[Stored entries]
◇ ◇ ◇ ◇

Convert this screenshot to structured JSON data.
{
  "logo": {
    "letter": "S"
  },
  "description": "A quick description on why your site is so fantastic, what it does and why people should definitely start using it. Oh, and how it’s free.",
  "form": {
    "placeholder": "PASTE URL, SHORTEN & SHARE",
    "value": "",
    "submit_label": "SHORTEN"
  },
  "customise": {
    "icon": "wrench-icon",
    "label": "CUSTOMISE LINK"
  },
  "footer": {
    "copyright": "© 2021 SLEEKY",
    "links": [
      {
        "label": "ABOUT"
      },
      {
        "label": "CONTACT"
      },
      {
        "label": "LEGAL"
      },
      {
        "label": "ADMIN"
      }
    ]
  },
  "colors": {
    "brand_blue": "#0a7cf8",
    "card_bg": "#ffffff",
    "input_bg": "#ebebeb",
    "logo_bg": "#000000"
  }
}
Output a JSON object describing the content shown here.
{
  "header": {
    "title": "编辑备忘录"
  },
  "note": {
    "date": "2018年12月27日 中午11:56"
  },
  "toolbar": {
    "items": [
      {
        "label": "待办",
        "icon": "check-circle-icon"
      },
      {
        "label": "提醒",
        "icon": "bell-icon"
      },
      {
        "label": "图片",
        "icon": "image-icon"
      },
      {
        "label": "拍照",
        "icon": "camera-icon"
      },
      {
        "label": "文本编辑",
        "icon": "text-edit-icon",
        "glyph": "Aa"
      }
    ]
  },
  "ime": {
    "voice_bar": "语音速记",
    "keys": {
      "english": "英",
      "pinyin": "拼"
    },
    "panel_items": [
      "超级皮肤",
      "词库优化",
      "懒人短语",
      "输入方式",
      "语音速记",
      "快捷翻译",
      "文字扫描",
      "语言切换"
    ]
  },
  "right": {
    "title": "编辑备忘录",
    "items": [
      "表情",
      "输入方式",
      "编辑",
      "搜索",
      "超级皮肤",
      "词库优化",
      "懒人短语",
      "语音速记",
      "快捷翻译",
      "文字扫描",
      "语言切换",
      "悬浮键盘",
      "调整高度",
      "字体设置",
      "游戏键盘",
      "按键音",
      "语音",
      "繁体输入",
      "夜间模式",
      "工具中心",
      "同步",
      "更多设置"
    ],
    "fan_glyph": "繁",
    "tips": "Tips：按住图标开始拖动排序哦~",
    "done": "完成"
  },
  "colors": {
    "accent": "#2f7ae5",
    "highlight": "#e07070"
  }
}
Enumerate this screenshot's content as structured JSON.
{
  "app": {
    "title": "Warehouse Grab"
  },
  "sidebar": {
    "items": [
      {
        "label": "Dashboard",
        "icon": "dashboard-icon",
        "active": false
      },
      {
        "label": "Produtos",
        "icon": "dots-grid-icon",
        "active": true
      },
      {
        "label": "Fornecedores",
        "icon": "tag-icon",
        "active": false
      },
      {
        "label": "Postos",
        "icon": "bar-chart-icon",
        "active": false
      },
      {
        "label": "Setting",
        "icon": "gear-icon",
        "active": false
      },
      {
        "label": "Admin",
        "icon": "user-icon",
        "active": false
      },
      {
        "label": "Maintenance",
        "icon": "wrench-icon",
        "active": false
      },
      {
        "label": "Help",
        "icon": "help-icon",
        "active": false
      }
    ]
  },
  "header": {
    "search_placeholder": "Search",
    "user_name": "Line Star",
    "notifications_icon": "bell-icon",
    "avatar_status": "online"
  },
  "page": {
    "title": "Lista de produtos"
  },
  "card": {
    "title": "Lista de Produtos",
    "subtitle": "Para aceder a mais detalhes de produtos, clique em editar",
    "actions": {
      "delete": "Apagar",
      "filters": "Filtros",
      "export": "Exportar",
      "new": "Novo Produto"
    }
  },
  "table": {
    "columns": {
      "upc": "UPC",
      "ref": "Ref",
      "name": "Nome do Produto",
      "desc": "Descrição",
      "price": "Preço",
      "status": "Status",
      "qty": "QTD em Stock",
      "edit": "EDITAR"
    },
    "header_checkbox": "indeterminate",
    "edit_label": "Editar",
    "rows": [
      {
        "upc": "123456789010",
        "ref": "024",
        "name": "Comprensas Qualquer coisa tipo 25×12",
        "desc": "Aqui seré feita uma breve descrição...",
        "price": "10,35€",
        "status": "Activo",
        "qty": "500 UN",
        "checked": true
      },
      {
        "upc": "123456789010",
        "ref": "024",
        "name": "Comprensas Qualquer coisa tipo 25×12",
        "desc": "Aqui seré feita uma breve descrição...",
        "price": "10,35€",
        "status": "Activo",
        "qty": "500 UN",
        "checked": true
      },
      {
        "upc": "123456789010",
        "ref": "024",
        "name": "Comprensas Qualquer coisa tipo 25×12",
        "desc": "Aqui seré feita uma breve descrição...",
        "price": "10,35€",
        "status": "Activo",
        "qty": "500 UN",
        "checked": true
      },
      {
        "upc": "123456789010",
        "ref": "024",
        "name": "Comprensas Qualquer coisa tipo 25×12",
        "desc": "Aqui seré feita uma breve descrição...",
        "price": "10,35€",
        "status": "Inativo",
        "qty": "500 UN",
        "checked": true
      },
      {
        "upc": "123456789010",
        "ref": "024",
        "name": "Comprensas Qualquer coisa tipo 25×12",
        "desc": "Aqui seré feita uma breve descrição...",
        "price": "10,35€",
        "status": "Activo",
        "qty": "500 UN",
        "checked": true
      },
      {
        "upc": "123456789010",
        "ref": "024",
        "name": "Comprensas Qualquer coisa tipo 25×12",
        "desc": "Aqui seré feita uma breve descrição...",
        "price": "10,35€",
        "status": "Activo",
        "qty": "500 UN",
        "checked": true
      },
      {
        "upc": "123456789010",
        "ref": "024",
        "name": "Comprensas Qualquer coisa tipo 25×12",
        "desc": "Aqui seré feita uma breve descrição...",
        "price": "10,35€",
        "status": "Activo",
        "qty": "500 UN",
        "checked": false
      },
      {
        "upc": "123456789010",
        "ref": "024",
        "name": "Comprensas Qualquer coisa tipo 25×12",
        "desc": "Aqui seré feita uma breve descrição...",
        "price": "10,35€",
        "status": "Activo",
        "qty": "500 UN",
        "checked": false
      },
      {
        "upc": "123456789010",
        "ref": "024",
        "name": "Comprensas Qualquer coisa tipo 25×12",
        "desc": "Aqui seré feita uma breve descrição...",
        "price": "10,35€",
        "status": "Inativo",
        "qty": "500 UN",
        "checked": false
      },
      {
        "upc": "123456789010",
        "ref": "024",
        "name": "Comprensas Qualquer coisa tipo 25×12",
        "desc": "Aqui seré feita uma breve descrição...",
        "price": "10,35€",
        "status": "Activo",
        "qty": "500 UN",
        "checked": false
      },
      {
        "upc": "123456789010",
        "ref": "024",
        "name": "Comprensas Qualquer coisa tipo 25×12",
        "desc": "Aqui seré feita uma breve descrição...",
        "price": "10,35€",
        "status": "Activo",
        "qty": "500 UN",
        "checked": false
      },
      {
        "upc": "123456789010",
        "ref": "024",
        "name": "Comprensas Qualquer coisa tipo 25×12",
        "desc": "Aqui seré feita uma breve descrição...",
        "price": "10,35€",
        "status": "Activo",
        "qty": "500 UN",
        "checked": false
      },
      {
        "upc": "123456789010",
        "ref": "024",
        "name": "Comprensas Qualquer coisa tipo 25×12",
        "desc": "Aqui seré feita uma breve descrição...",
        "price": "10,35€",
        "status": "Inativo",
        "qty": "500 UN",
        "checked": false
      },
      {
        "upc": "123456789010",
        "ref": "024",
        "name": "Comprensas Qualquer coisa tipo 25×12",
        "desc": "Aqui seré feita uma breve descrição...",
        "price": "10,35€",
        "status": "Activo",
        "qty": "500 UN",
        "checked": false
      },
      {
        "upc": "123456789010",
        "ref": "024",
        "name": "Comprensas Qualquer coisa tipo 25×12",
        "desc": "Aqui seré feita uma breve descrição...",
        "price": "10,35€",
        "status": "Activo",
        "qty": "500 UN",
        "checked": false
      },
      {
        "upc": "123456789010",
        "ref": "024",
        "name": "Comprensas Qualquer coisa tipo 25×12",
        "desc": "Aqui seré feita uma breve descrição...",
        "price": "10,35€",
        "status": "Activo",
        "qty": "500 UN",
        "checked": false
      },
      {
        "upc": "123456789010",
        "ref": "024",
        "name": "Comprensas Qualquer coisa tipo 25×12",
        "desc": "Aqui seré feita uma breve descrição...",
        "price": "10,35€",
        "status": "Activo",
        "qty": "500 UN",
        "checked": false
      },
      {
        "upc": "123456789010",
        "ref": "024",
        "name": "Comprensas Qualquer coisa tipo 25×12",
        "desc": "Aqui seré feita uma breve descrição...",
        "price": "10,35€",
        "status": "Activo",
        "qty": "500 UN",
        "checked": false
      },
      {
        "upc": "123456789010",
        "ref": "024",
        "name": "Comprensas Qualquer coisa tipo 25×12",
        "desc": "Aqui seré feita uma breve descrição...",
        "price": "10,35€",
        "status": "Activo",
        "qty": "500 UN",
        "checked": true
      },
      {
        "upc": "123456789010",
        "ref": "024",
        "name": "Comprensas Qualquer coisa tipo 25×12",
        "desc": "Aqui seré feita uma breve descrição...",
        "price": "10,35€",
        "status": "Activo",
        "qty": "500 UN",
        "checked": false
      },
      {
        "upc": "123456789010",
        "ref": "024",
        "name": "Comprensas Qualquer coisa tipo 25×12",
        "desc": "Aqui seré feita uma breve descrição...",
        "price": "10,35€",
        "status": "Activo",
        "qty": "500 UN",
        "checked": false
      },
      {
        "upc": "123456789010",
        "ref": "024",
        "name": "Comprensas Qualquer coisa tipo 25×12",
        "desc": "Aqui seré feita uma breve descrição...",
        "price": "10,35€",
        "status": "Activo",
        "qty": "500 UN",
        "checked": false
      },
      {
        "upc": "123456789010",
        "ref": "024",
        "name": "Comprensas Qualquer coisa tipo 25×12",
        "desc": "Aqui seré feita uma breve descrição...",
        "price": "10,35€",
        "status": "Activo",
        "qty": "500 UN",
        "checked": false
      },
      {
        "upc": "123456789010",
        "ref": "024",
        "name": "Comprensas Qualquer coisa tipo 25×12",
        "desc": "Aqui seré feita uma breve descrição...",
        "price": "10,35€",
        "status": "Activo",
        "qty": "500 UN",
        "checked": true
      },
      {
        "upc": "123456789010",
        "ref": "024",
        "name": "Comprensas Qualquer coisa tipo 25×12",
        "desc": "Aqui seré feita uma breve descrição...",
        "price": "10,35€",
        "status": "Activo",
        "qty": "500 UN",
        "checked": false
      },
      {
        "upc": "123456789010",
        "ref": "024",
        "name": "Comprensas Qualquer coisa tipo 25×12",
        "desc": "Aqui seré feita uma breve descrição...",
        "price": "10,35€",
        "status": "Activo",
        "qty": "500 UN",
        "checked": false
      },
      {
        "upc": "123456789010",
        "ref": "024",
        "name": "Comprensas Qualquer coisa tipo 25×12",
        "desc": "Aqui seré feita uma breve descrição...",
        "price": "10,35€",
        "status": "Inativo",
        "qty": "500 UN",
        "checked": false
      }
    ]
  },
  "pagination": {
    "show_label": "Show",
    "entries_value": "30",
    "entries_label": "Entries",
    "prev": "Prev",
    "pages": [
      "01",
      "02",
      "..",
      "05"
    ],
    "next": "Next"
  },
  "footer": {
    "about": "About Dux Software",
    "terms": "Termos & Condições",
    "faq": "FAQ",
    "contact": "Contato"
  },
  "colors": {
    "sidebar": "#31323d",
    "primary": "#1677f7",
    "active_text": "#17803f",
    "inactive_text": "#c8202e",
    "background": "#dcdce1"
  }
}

◇ ◇ ◇ ◇

■ The exercise
Say how many lines in the records contain the string "screenshot", and say nothing else.

■ Solution for this exercise
2